From 2008 to 2019, the duo and their co-conspirators sought to procure goods and technology, including export-controlled "aeronautical ground support equipment, ultraviolet flame detectors, and firefighting equipment, from U.S. companies for end users in Iran, including the Government of Iran," DOJ said. The Bazzazis hid the final destination of the products by "attempting to forward them through intermediaries in Europe and elsewhere," the indictment alleged.

Two days prior, the U.S. had charged Chinese native and U.S. citizen Chenguang Gong of Thousand Oaks, California, with stealing trade secrets. From March to April, Gong who worked at an unnamed "research and development company" in Malibu, California, allegedly transferred thousands of files from his work computer to three "personal storage devices." The documents were transferred after he accepted a job at one of the unnamed company's main competitors.

The files held "proprietary and trade secret information related to the development and design of a readout integrated circuit that allows space-based systems to detect missile launches and track ballistic and hypersonic missiles while providing resilience and a readout integrated circuit that allows aircraft to track incoming threats in low visibility environments," DOJ alleged. Files also were transferred containing secrets related to next-generation sensors, which can "detect low observable targets while demonstrating improved survivability in strategic space applications," along with blueprints for the "mechanical assemblies used to house and cryogenically cool the victim company's sensors."

→ **Record list**

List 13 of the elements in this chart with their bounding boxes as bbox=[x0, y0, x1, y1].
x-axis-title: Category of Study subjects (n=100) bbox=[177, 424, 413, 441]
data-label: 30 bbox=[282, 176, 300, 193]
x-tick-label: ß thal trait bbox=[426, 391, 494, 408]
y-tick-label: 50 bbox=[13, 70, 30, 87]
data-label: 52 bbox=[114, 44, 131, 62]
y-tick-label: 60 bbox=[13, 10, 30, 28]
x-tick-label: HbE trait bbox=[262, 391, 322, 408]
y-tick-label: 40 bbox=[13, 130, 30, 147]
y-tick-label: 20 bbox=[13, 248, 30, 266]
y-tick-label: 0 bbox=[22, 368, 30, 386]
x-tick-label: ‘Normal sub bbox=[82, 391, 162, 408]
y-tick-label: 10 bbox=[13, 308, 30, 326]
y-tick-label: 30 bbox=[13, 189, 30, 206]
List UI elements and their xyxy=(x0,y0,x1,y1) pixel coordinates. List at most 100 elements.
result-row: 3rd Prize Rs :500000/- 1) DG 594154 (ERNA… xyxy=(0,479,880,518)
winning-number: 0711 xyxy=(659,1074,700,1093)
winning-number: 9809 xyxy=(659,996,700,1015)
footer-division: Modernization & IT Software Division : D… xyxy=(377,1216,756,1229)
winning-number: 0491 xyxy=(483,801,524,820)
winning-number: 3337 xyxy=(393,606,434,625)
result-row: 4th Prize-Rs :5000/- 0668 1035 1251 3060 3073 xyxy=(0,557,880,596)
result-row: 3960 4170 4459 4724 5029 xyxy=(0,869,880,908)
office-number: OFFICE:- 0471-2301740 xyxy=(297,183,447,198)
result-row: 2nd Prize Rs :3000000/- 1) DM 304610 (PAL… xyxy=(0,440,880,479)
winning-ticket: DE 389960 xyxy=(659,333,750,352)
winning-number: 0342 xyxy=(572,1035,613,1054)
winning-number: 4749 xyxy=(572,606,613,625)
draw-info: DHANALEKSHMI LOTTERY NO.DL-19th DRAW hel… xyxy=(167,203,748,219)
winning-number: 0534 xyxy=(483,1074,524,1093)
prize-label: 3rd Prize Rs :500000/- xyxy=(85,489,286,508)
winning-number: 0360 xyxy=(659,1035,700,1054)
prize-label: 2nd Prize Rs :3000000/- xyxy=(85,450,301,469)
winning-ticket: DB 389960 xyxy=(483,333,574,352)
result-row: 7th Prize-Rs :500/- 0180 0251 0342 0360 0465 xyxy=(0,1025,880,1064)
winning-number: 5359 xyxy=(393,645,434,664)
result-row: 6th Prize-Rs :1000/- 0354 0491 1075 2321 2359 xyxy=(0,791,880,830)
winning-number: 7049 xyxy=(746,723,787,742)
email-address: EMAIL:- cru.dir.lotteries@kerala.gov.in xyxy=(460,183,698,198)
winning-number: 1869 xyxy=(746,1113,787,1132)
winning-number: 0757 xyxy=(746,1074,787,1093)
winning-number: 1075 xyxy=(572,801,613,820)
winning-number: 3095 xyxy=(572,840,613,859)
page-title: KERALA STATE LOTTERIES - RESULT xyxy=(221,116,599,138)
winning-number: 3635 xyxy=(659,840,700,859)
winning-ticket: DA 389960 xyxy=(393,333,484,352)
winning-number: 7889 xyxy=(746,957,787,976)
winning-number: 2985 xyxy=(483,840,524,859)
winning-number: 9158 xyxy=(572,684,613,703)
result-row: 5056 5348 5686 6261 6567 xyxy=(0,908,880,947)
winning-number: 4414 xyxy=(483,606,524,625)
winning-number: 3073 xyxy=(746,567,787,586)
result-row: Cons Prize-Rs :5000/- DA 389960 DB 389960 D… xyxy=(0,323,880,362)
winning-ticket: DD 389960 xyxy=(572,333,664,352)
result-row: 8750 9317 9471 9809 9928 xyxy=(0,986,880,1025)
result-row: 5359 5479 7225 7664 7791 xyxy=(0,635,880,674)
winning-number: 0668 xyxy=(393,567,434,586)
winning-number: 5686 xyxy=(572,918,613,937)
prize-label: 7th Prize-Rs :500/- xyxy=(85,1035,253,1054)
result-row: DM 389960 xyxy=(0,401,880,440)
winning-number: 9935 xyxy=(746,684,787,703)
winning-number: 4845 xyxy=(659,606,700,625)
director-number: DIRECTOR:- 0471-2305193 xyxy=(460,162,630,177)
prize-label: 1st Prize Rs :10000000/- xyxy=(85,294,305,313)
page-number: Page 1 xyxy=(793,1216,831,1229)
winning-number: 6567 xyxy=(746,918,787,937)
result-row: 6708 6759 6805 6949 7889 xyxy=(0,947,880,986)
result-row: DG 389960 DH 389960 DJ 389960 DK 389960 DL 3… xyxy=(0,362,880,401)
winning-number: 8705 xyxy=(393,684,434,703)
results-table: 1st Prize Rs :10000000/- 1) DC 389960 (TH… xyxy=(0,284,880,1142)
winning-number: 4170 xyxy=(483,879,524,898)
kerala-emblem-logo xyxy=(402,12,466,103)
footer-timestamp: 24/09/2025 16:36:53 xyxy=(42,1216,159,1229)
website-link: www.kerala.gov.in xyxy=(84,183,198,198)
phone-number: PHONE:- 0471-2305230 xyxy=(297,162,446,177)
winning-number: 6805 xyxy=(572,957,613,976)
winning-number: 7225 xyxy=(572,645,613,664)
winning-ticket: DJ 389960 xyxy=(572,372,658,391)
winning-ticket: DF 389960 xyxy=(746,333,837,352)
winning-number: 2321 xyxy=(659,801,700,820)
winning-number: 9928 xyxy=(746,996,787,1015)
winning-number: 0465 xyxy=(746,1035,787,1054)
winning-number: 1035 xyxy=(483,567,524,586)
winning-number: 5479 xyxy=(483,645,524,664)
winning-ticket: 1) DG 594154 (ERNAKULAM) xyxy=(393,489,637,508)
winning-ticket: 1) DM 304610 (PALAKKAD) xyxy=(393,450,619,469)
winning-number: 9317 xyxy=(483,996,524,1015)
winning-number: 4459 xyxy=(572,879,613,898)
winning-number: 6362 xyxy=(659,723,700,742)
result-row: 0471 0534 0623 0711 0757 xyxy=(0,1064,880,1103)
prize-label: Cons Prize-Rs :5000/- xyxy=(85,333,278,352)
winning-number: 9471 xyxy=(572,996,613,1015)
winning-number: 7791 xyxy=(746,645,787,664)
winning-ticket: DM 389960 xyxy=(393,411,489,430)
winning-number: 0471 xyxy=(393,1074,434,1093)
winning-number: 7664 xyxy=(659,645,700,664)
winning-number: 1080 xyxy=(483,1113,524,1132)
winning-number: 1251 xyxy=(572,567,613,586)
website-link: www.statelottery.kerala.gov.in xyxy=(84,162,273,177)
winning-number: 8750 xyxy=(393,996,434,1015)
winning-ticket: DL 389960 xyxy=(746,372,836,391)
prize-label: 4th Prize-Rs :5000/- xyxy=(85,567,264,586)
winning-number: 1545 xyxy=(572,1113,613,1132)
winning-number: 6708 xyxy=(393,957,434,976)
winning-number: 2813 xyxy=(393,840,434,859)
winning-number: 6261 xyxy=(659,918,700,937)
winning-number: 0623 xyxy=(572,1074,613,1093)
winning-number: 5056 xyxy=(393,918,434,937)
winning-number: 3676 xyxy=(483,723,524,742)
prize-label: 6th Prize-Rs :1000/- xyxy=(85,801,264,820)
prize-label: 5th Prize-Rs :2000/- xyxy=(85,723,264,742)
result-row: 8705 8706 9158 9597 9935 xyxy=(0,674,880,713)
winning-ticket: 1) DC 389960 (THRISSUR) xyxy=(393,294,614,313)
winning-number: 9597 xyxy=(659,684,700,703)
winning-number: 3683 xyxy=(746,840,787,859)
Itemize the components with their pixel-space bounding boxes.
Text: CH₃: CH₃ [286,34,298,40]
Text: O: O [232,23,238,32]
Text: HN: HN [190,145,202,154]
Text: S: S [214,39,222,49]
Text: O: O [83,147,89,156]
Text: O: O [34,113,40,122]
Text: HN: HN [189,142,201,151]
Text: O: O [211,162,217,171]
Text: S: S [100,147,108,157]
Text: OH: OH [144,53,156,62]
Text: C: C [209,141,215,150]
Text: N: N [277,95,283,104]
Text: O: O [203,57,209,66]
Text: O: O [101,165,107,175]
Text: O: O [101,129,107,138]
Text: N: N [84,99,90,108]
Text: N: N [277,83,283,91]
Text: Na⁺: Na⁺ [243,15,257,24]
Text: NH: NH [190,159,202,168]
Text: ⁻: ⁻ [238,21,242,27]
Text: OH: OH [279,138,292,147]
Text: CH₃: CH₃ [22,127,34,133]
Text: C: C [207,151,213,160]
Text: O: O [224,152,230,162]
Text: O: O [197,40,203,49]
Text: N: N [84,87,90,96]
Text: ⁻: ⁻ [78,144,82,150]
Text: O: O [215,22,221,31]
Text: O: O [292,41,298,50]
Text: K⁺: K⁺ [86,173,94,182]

→ **Objective A**
Answer these questions from the passage on the federal charges:
(i) Through whom were the Bazzazis alleged to have tried to forward the products?
(ii) To how many personal storage devices did Gong allegedly transfer files?
(iii) According to the DOJ, what were the mechanical assemblies used for?
→ **Objective B**
Extend the passage on the federal charges, picking up after its final sentence.
The data comes from a separate source and has no connection to the passage on the federal charges.

→ **Exercise result A**
(i) Intermediaries in Europe and elsewhere.
(ii) Three.
(iii) To house and cryogenically cool the victim company's sensors.

→ **Exercise result B**
DOJ said that from 2014 to 2022, while employed at numerous U.S. technology companies, Gong submitted applications to Chinese government "Talent Programs," through which Beijing identifies individuals outside of China who have special skills that can transform the Chinese economy and military. Gong allegedly sent a business proposal to someone at the 38th Research Institute of the China Electronics Technology Group Corp. while working at a Dallas-based information technology company.

The proposal laid out a plan to make high-performance analog-to-digital converters like the ones made by his employer, DOJ said. Gong traveled to China "several times to seek Talent Program funding" to develop the converters, the indictment alleged.